— Start of DATA LISTING —

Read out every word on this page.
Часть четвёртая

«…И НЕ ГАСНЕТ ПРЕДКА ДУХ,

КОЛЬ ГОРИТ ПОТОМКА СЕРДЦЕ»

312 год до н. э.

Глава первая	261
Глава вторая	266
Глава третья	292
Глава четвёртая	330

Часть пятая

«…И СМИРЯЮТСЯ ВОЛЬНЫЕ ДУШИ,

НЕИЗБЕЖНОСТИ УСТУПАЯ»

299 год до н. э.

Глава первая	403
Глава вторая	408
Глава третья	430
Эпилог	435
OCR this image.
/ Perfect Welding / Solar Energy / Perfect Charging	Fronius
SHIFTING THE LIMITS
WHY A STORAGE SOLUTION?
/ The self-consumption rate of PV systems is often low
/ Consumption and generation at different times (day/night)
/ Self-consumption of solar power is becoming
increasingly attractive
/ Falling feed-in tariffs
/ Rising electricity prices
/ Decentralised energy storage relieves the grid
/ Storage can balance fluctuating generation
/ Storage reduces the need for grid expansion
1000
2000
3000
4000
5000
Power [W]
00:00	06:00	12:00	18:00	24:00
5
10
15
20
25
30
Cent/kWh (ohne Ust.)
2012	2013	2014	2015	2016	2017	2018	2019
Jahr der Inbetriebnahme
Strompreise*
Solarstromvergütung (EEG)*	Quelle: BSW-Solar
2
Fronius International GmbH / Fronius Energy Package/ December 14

— End of DATA LISTING —

### [TASK DETAILS]
Copy the data above in full, character for character.

### [EXERCISE SOLUTION]
Read out every word on this page.
Часть четвёртая

«…И НЕ ГАСНЕТ ПРЕДКА ДУХ,

КОЛЬ ГОРИТ ПОТОМКА СЕРДЦЕ»

312 год до н. э.

Глава первая	261
Глава вторая	266
Глава третья	292
Глава четвёртая	330

Часть пятая

«…И СМИРЯЮТСЯ ВОЛЬНЫЕ ДУШИ,

НЕИЗБЕЖНОСТИ УСТУПАЯ»

299 год до н. э.

Глава первая	403
Глава вторая	408
Глава третья	430
Эпилог	435
OCR this image.
/ Perfect Welding / Solar Energy / Perfect Charging	Fronius
SHIFTING THE LIMITS
WHY A STORAGE SOLUTION?
/ The self-consumption rate of PV systems is often low
/ Consumption and generation at different times (day/night)
/ Self-consumption of solar power is becoming
increasingly attractive
/ Falling feed-in tariffs
/ Rising electricity prices
/ Decentralised energy storage relieves the grid
/ Storage can balance fluctuating generation
/ Storage reduces the need for grid expansion
1000
2000
3000
4000
5000
Power [W]
00:00	06:00	12:00	18:00	24:00
5
10
15
20
25
30
Cent/kWh (ohne Ust.)
2012	2013	2014	2015	2016	2017	2018	2019
Jahr der Inbetriebnahme
Strompreise*
Solarstromvergütung (EEG)*	Quelle: BSW-Solar
2
Fronius International GmbH / Fronius Energy Package/ December 14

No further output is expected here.